##### Provided entries
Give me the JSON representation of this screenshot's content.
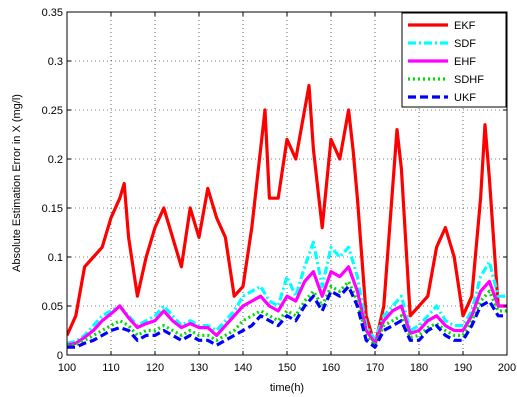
{
  "chart_data": {
    "type": "line",
    "xlabel": "time(h)",
    "ylabel": "Absolute Estimation Error in X (mg/l)",
    "xlim": [
      100,
      200
    ],
    "ylim": [
      0,
      0.35
    ],
    "xticks": [
      "100",
      "110",
      "120",
      "130",
      "140",
      "150",
      "160",
      "170",
      "180",
      "190",
      "200"
    ],
    "yticks": [
      "0",
      "0.05",
      "0.1",
      "0.15",
      "0.2",
      "0.25",
      "0.3",
      "0.35"
    ],
    "grid": "dotted",
    "legend_position": "top-right",
    "series": [
      {
        "name": "EKF",
        "color": "#ff0000",
        "style": "solid",
        "x": [
          100,
          102,
          104,
          106,
          108,
          110,
          112,
          113,
          114,
          116,
          118,
          120,
          122,
          124,
          126,
          128,
          130,
          132,
          134,
          136,
          138,
          140,
          142,
          144,
          145,
          146,
          148,
          150,
          152,
          154,
          155,
          156,
          158,
          160,
          162,
          164,
          165,
          166,
          168,
          170,
          172,
          174,
          175,
          176,
          178,
          180,
          182,
          184,
          186,
          188,
          190,
          192,
          194,
          195,
          196,
          198,
          200
        ],
        "y": [
          0.02,
          0.04,
          0.09,
          0.1,
          0.11,
          0.14,
          0.16,
          0.175,
          0.12,
          0.06,
          0.1,
          0.13,
          0.15,
          0.12,
          0.09,
          0.15,
          0.12,
          0.17,
          0.14,
          0.12,
          0.06,
          0.07,
          0.13,
          0.21,
          0.25,
          0.16,
          0.16,
          0.22,
          0.2,
          0.25,
          0.275,
          0.21,
          0.13,
          0.22,
          0.2,
          0.25,
          0.21,
          0.16,
          0.04,
          0.01,
          0.05,
          0.17,
          0.23,
          0.19,
          0.04,
          0.05,
          0.06,
          0.11,
          0.13,
          0.1,
          0.04,
          0.06,
          0.16,
          0.235,
          0.18,
          0.05,
          0.05
        ]
      },
      {
        "name": "SDF",
        "color": "#00ffff",
        "style": "dashdot",
        "x": [
          100,
          102,
          104,
          106,
          108,
          110,
          112,
          114,
          116,
          118,
          120,
          122,
          124,
          126,
          128,
          130,
          132,
          134,
          136,
          138,
          140,
          142,
          144,
          146,
          148,
          150,
          152,
          154,
          156,
          158,
          160,
          162,
          164,
          166,
          168,
          170,
          172,
          174,
          176,
          178,
          180,
          182,
          184,
          186,
          188,
          190,
          192,
          194,
          196,
          198,
          200
        ],
        "y": [
          0.012,
          0.014,
          0.02,
          0.03,
          0.04,
          0.045,
          0.05,
          0.04,
          0.03,
          0.035,
          0.04,
          0.05,
          0.04,
          0.03,
          0.035,
          0.03,
          0.03,
          0.025,
          0.035,
          0.045,
          0.06,
          0.065,
          0.07,
          0.055,
          0.05,
          0.08,
          0.06,
          0.09,
          0.115,
          0.07,
          0.11,
          0.1,
          0.11,
          0.08,
          0.03,
          0.015,
          0.04,
          0.05,
          0.06,
          0.025,
          0.03,
          0.04,
          0.05,
          0.035,
          0.03,
          0.03,
          0.045,
          0.08,
          0.095,
          0.06,
          0.06
        ]
      },
      {
        "name": "EHF",
        "color": "#ff00ff",
        "style": "solid",
        "x": [
          100,
          102,
          104,
          106,
          108,
          110,
          112,
          114,
          116,
          118,
          120,
          122,
          124,
          126,
          128,
          130,
          132,
          134,
          136,
          138,
          140,
          142,
          144,
          146,
          148,
          150,
          152,
          154,
          156,
          158,
          160,
          162,
          164,
          166,
          168,
          170,
          172,
          174,
          176,
          178,
          180,
          182,
          184,
          186,
          188,
          190,
          192,
          194,
          196,
          198,
          200
        ],
        "y": [
          0.01,
          0.012,
          0.018,
          0.025,
          0.035,
          0.042,
          0.05,
          0.038,
          0.028,
          0.032,
          0.035,
          0.045,
          0.035,
          0.028,
          0.032,
          0.028,
          0.028,
          0.02,
          0.03,
          0.04,
          0.05,
          0.055,
          0.06,
          0.05,
          0.045,
          0.06,
          0.055,
          0.075,
          0.085,
          0.06,
          0.085,
          0.08,
          0.09,
          0.065,
          0.025,
          0.012,
          0.035,
          0.045,
          0.05,
          0.022,
          0.025,
          0.035,
          0.04,
          0.03,
          0.025,
          0.025,
          0.04,
          0.065,
          0.075,
          0.05,
          0.05
        ]
      },
      {
        "name": "SDHF",
        "color": "#00dd00",
        "style": "dotted",
        "x": [
          100,
          102,
          104,
          106,
          108,
          110,
          112,
          114,
          116,
          118,
          120,
          122,
          124,
          126,
          128,
          130,
          132,
          134,
          136,
          138,
          140,
          142,
          144,
          146,
          148,
          150,
          152,
          154,
          156,
          158,
          160,
          162,
          164,
          166,
          168,
          170,
          172,
          174,
          176,
          178,
          180,
          182,
          184,
          186,
          188,
          190,
          192,
          194,
          196,
          198,
          200
        ],
        "y": [
          0.01,
          0.01,
          0.015,
          0.02,
          0.025,
          0.03,
          0.035,
          0.03,
          0.02,
          0.025,
          0.025,
          0.03,
          0.025,
          0.02,
          0.025,
          0.02,
          0.02,
          0.015,
          0.02,
          0.025,
          0.035,
          0.04,
          0.045,
          0.04,
          0.035,
          0.045,
          0.04,
          0.055,
          0.065,
          0.05,
          0.07,
          0.065,
          0.075,
          0.055,
          0.02,
          0.01,
          0.03,
          0.035,
          0.04,
          0.018,
          0.02,
          0.028,
          0.032,
          0.025,
          0.02,
          0.02,
          0.035,
          0.055,
          0.065,
          0.045,
          0.045
        ]
      },
      {
        "name": "UKF",
        "color": "#0000ff",
        "style": "dashed",
        "x": [
          100,
          102,
          104,
          106,
          108,
          110,
          112,
          114,
          116,
          118,
          120,
          122,
          124,
          126,
          128,
          130,
          132,
          134,
          136,
          138,
          140,
          142,
          144,
          146,
          148,
          150,
          152,
          154,
          156,
          158,
          160,
          162,
          164,
          166,
          168,
          170,
          172,
          174,
          176,
          178,
          180,
          182,
          184,
          186,
          188,
          190,
          192,
          194,
          196,
          198,
          200
        ],
        "y": [
          0.008,
          0.008,
          0.012,
          0.015,
          0.02,
          0.025,
          0.028,
          0.025,
          0.015,
          0.02,
          0.02,
          0.025,
          0.02,
          0.015,
          0.02,
          0.015,
          0.015,
          0.01,
          0.015,
          0.02,
          0.025,
          0.03,
          0.04,
          0.035,
          0.03,
          0.04,
          0.035,
          0.05,
          0.06,
          0.045,
          0.065,
          0.06,
          0.07,
          0.05,
          0.015,
          0.008,
          0.025,
          0.03,
          0.035,
          0.015,
          0.015,
          0.025,
          0.03,
          0.02,
          0.015,
          0.015,
          0.03,
          0.05,
          0.055,
          0.04,
          0.04
        ]
      }
    ]
  }
}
##########
Task details: Go back to the records above and write them out exactly, without the pictures.

Result:
Give me the JSON representation of this screenshot's content.
{
  "chart_data": {
    "type": "line",
    "xlabel": "time(h)",
    "ylabel": "Absolute Estimation Error in X (mg/l)",
    "xlim": [
      100,
      200
    ],
    "ylim": [
      0,
      0.35
    ],
    "xticks": [
      "100",
      "110",
      "120",
      "130",
      "140",
      "150",
      "160",
      "170",
      "180",
      "190",
      "200"
    ],
    "yticks": [
      "0",
      "0.05",
      "0.1",
      "0.15",
      "0.2",
      "0.25",
      "0.3",
      "0.35"
    ],
    "grid": "dotted",
    "legend_position": "top-right",
    "series": [
      {
        "name": "EKF",
        "color": "#ff0000",
        "style": "solid",
        "x": [
          100,
          102,
          104,
          106,
          108,
          110,
          112,
          113,
          114,
          116,
          118,
          120,
          122,
          124,
          126,
          128,
          130,
          132,
          134,
          136,
          138,
          140,
          142,
          144,
          145,
          146,
          148,
          150,
          152,
          154,
          155,
          156,
          158,
          160,
          162,
          164,
          165,
          166,
          168,
          170,
          172,
          174,
          175,
          176,
          178,
          180,
          182,
          184,
          186,
          188,
          190,
          192,
          194,
          195,
          196,
          198,
          200
        ],
        "y": [
          0.02,
          0.04,
          0.09,
          0.1,
          0.11,
          0.14,
          0.16,
          0.175,
          0.12,
          0.06,
          0.1,
          0.13,
          0.15,
          0.12,
          0.09,
          0.15,
          0.12,
          0.17,
          0.14,
          0.12,
          0.06,
          0.07,
          0.13,
          0.21,
          0.25,
          0.16,
          0.16,
          0.22,
          0.2,
          0.25,
          0.275,
          0.21,
          0.13,
          0.22,
          0.2,
          0.25,
          0.21,
          0.16,
          0.04,
          0.01,
          0.05,
          0.17,
          0.23,
          0.19,
          0.04,
          0.05,
          0.06,
          0.11,
          0.13,
          0.1,
          0.04,
          0.06,
          0.16,
          0.235,
          0.18,
          0.05,
          0.05
        ]
      },
      {
        "name": "SDF",
        "color": "#00ffff",
        "style": "dashdot",
        "x": [
          100,
          102,
          104,
          106,
          108,
          110,
          112,
          114,
          116,
          118,
          120,
          122,
          124,
          126,
          128,
          130,
          132,
          134,
          136,
          138,
          140,
          142,
          144,
          146,
          148,
          150,
          152,
          154,
          156,
          158,
          160,
          162,
          164,
          166,
          168,
          170,
          172,
          174,
          176,
          178,
          180,
          182,
          184,
          186,
          188,
          190,
          192,
          194,
          196,
          198,
          200
        ],
        "y": [
          0.012,
          0.014,
          0.02,
          0.03,
          0.04,
          0.045,
          0.05,
          0.04,
          0.03,
          0.035,
          0.04,
          0.05,
          0.04,
          0.03,
          0.035,
          0.03,
          0.03,
          0.025,
          0.035,
          0.045,
          0.06,
          0.065,
          0.07,
          0.055,
          0.05,
          0.08,
          0.06,
          0.09,
          0.115,
          0.07,
          0.11,
          0.1,
          0.11,
          0.08,
          0.03,
          0.015,
          0.04,
          0.05,
          0.06,
          0.025,
          0.03,
          0.04,
          0.05,
          0.035,
          0.03,
          0.03,
          0.045,
          0.08,
          0.095,
          0.06,
          0.06
        ]
      },
      {
        "name": "EHF",
        "color": "#ff00ff",
        "style": "solid",
        "x": [
          100,
          102,
          104,
          106,
          108,
          110,
          112,
          114,
          116,
          118,
          120,
          122,
          124,
          126,
          128,
          130,
          132,
          134,
          136,
          138,
          140,
          142,
          144,
          146,
          148,
          150,
          152,
          154,
          156,
          158,
          160,
          162,
          164,
          166,
          168,
          170,
          172,
          174,
          176,
          178,
          180,
          182,
          184,
          186,
          188,
          190,
          192,
          194,
          196,
          198,
          200
        ],
        "y": [
          0.01,
          0.012,
          0.018,
          0.025,
          0.035,
          0.042,
          0.05,
          0.038,
          0.028,
          0.032,
          0.035,
          0.045,
          0.035,
          0.028,
          0.032,
          0.028,
          0.028,
          0.02,
          0.03,
          0.04,
          0.05,
          0.055,
          0.06,
          0.05,
          0.045,
          0.06,
          0.055,
          0.075,
          0.085,
          0.06,
          0.085,
          0.08,
          0.09,
          0.065,
          0.025,
          0.012,
          0.035,
          0.045,
          0.05,
          0.022,
          0.025,
          0.035,
          0.04,
          0.03,
          0.025,
          0.025,
          0.04,
          0.065,
          0.075,
          0.05,
          0.05
        ]
      },
      {
        "name": "SDHF",
        "color": "#00dd00",
        "style": "dotted",
        "x": [
          100,
          102,
          104,
          106,
          108,
          110,
          112,
          114,
          116,
          118,
          120,
          122,
          124,
          126,
          128,
          130,
          132,
          134,
          136,
          138,
          140,
          142,
          144,
          146,
          148,
          150,
          152,
          154,
          156,
          158,
          160,
          162,
          164,
          166,
          168,
          170,
          172,
          174,
          176,
          178,
          180,
          182,
          184,
          186,
          188,
          190,
          192,
          194,
          196,
          198,
          200
        ],
        "y": [
          0.01,
          0.01,
          0.015,
          0.02,
          0.025,
          0.03,
          0.035,
          0.03,
          0.02,
          0.025,
          0.025,
          0.03,
          0.025,
          0.02,
          0.025,
          0.02,
          0.02,
          0.015,
          0.02,
          0.025,
          0.035,
          0.04,
          0.045,
          0.04,
          0.035,
          0.045,
          0.04,
          0.055,
          0.065,
          0.05,
          0.07,
          0.065,
          0.075,
          0.055,
          0.02,
          0.01,
          0.03,
          0.035,
          0.04,
          0.018,
          0.02,
          0.028,
          0.032,
          0.025,
          0.02,
          0.02,
          0.035,
          0.055,
          0.065,
          0.045,
          0.045
        ]
      },
      {
        "name": "UKF",
        "color": "#0000ff",
        "style": "dashed",
        "x": [
          100,
          102,
          104,
          106,
          108,
          110,
          112,
          114,
          116,
          118,
          120,
          122,
          124,
          126,
          128,
          130,
          132,
          134,
          136,
          138,
          140,
          142,
          144,
          146,
          148,
          150,
          152,
          154,
          156,
          158,
          160,
          162,
          164,
          166,
          168,
          170,
          172,
          174,
          176,
          178,
          180,
          182,
          184,
          186,
          188,
          190,
          192,
          194,
          196,
          198,
          200
        ],
        "y": [
          0.008,
          0.008,
          0.012,
          0.015,
          0.02,
          0.025,
          0.028,
          0.025,
          0.015,
          0.02,
          0.02,
          0.025,
          0.02,
          0.015,
          0.02,
          0.015,
          0.015,
          0.01,
          0.015,
          0.02,
          0.025,
          0.03,
          0.04,
          0.035,
          0.03,
          0.04,
          0.035,
          0.05,
          0.06,
          0.045,
          0.065,
          0.06,
          0.07,
          0.05,
          0.015,
          0.008,
          0.025,
          0.03,
          0.035,
          0.015,
          0.015,
          0.025,
          0.03,
          0.02,
          0.015,
          0.015,
          0.03,
          0.05,
          0.055,
          0.04,
          0.04
        ]
      }
    ]
  }
}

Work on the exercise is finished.